## begin RECORDS TO PROCESS
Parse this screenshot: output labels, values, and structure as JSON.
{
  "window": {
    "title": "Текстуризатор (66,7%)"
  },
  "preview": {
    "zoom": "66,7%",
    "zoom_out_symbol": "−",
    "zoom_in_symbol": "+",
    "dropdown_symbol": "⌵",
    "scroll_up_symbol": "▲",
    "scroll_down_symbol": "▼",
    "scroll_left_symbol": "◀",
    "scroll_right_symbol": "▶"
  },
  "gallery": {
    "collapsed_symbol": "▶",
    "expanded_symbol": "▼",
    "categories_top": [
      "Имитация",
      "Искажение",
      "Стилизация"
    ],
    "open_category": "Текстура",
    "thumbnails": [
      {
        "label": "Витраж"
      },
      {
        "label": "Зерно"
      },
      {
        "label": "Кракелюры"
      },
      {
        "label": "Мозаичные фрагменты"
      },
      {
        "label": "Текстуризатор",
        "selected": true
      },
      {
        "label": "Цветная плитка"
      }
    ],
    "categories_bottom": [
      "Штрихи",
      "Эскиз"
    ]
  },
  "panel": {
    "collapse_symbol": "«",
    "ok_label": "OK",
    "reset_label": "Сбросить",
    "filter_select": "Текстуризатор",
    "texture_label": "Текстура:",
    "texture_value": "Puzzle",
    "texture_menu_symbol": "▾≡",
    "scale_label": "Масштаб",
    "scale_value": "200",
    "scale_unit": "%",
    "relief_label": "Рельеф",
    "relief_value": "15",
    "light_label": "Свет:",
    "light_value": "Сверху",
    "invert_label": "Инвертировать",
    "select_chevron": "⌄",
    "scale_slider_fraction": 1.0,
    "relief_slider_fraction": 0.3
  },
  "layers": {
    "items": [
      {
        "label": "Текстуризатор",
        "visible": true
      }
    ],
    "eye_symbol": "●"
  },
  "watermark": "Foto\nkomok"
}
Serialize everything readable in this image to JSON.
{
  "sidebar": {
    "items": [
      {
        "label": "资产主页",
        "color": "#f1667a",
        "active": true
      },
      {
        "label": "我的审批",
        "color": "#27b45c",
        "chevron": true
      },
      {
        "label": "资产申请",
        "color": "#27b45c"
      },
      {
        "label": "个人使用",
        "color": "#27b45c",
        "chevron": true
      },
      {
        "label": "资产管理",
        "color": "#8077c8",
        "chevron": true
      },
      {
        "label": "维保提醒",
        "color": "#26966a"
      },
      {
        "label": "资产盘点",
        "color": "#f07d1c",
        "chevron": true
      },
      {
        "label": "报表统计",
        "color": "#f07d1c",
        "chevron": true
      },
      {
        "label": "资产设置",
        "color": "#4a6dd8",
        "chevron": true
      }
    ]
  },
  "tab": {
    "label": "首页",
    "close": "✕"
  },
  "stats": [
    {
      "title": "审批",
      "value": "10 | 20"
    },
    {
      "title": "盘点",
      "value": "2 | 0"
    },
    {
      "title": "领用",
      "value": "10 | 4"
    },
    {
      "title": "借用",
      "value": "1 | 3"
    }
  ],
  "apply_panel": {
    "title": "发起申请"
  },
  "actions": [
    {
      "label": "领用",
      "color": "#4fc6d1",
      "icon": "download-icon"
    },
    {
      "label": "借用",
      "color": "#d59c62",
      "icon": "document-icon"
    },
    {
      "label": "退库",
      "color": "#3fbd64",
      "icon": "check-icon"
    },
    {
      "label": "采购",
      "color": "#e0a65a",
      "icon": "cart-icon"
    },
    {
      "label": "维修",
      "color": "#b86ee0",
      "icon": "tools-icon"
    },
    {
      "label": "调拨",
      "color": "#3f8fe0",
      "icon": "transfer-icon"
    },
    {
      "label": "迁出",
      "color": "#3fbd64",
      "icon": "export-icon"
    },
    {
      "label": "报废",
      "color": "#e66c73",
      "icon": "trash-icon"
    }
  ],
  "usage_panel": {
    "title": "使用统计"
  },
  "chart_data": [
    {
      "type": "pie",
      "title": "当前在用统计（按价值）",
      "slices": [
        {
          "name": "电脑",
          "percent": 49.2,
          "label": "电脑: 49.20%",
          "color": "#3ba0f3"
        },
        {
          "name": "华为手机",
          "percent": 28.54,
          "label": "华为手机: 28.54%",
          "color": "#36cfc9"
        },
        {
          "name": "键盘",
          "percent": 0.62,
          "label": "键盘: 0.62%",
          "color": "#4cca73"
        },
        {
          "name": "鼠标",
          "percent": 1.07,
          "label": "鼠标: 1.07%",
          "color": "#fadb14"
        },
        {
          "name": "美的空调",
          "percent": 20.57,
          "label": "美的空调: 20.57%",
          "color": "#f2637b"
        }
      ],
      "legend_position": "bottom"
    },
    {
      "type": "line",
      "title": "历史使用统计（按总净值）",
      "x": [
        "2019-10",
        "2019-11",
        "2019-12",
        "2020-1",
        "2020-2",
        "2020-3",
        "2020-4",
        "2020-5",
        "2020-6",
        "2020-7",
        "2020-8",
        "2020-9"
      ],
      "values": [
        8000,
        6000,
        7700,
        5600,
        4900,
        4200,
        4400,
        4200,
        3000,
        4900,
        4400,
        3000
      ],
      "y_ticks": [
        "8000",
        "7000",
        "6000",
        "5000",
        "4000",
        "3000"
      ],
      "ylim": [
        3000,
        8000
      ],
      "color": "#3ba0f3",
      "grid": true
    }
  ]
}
## end RECORDS TO PROCESS
◆ PROBLEM DETAILS ◆
Could you quote the material above in full, exactly as it stands?

◆ TASK ANSWER ◆
Parse this screenshot: output labels, values, and structure as JSON.
{
  "window": {
    "title": "Текстуризатор (66,7%)"
  },
  "preview": {
    "zoom": "66,7%",
    "zoom_out_symbol": "−",
    "zoom_in_symbol": "+",
    "dropdown_symbol": "⌵",
    "scroll_up_symbol": "▲",
    "scroll_down_symbol": "▼",
    "scroll_left_symbol": "◀",
    "scroll_right_symbol": "▶"
  },
  "gallery": {
    "collapsed_symbol": "▶",
    "expanded_symbol": "▼",
    "categories_top": [
      "Имитация",
      "Искажение",
      "Стилизация"
    ],
    "open_category": "Текстура",
    "thumbnails": [
      {
        "label": "Витраж"
      },
      {
        "label": "Зерно"
      },
      {
        "label": "Кракелюры"
      },
      {
        "label": "Мозаичные фрагменты"
      },
      {
        "label": "Текстуризатор",
        "selected": true
      },
      {
        "label": "Цветная плитка"
      }
    ],
    "categories_bottom": [
      "Штрихи",
      "Эскиз"
    ]
  },
  "panel": {
    "collapse_symbol": "«",
    "ok_label": "OK",
    "reset_label": "Сбросить",
    "filter_select": "Текстуризатор",
    "texture_label": "Текстура:",
    "texture_value": "Puzzle",
    "texture_menu_symbol": "▾≡",
    "scale_label": "Масштаб",
    "scale_value": "200",
    "scale_unit": "%",
    "relief_label": "Рельеф",
    "relief_value": "15",
    "light_label": "Свет:",
    "light_value": "Сверху",
    "invert_label": "Инвертировать",
    "select_chevron": "⌄",
    "scale_slider_fraction": 1.0,
    "relief_slider_fraction": 0.3
  },
  "layers": {
    "items": [
      {
        "label": "Текстуризатор",
        "visible": true
      }
    ],
    "eye_symbol": "●"
  },
  "watermark": "Foto\nkomok"
}
Serialize everything readable in this image to JSON.
{
  "sidebar": {
    "items": [
      {
        "label": "资产主页",
        "color": "#f1667a",
        "active": true
      },
      {
        "label": "我的审批",
        "color": "#27b45c",
        "chevron": true
      },
      {
        "label": "资产申请",
        "color": "#27b45c"
      },
      {
        "label": "个人使用",
        "color": "#27b45c",
        "chevron": true
      },
      {
        "label": "资产管理",
        "color": "#8077c8",
        "chevron": true
      },
      {
        "label": "维保提醒",
        "color": "#26966a"
      },
      {
        "label": "资产盘点",
        "color": "#f07d1c",
        "chevron": true
      },
      {
        "label": "报表统计",
        "color": "#f07d1c",
        "chevron": true
      },
      {
        "label": "资产设置",
        "color": "#4a6dd8",
        "chevron": true
      }
    ]
  },
  "tab": {
    "label": "首页",
    "close": "✕"
  },
  "stats": [
    {
      "title": "审批",
      "value": "10 | 20"
    },
    {
      "title": "盘点",
      "value": "2 | 0"
    },
    {
      "title": "领用",
      "value": "10 | 4"
    },
    {
      "title": "借用",
      "value": "1 | 3"
    }
  ],
  "apply_panel": {
    "title": "发起申请"
  },
  "actions": [
    {
      "label": "领用",
      "color": "#4fc6d1",
      "icon": "download-icon"
    },
    {
      "label": "借用",
      "color": "#d59c62",
      "icon": "document-icon"
    },
    {
      "label": "退库",
      "color": "#3fbd64",
      "icon": "check-icon"
    },
    {
      "label": "采购",
      "color": "#e0a65a",
      "icon": "cart-icon"
    },
    {
      "label": "维修",
      "color": "#b86ee0",
      "icon": "tools-icon"
    },
    {
      "label": "调拨",
      "color": "#3f8fe0",
      "icon": "transfer-icon"
    },
    {
      "label": "迁出",
      "color": "#3fbd64",
      "icon": "export-icon"
    },
    {
      "label": "报废",
      "color": "#e66c73",
      "icon": "trash-icon"
    }
  ],
  "usage_panel": {
    "title": "使用统计"
  },
  "chart_data": [
    {
      "type": "pie",
      "title": "当前在用统计（按价值）",
      "slices": [
        {
          "name": "电脑",
          "percent": 49.2,
          "label": "电脑: 49.20%",
          "color": "#3ba0f3"
        },
        {
          "name": "华为手机",
          "percent": 28.54,
          "label": "华为手机: 28.54%",
          "color": "#36cfc9"
        },
        {
          "name": "键盘",
          "percent": 0.62,
          "label": "键盘: 0.62%",
          "color": "#4cca73"
        },
        {
          "name": "鼠标",
          "percent": 1.07,
          "label": "鼠标: 1.07%",
          "color": "#fadb14"
        },
        {
          "name": "美的空调",
          "percent": 20.57,
          "label": "美的空调: 20.57%",
          "color": "#f2637b"
        }
      ],
      "legend_position": "bottom"
    },
    {
      "type": "line",
      "title": "历史使用统计（按总净值）",
      "x": [
        "2019-10",
        "2019-11",
        "2019-12",
        "2020-1",
        "2020-2",
        "2020-3",
        "2020-4",
        "2020-5",
        "2020-6",
        "2020-7",
        "2020-8",
        "2020-9"
      ],
      "values": [
        8000,
        6000,
        7700,
        5600,
        4900,
        4200,
        4400,
        4200,
        3000,
        4900,
        4400,
        3000
      ],
      "y_ticks": [
        "8000",
        "7000",
        "6000",
        "5000",
        "4000",
        "3000"
      ],
      "ylim": [
        3000,
        8000
      ],
      "color": "#3ba0f3",
      "grid": true
    }
  ]
}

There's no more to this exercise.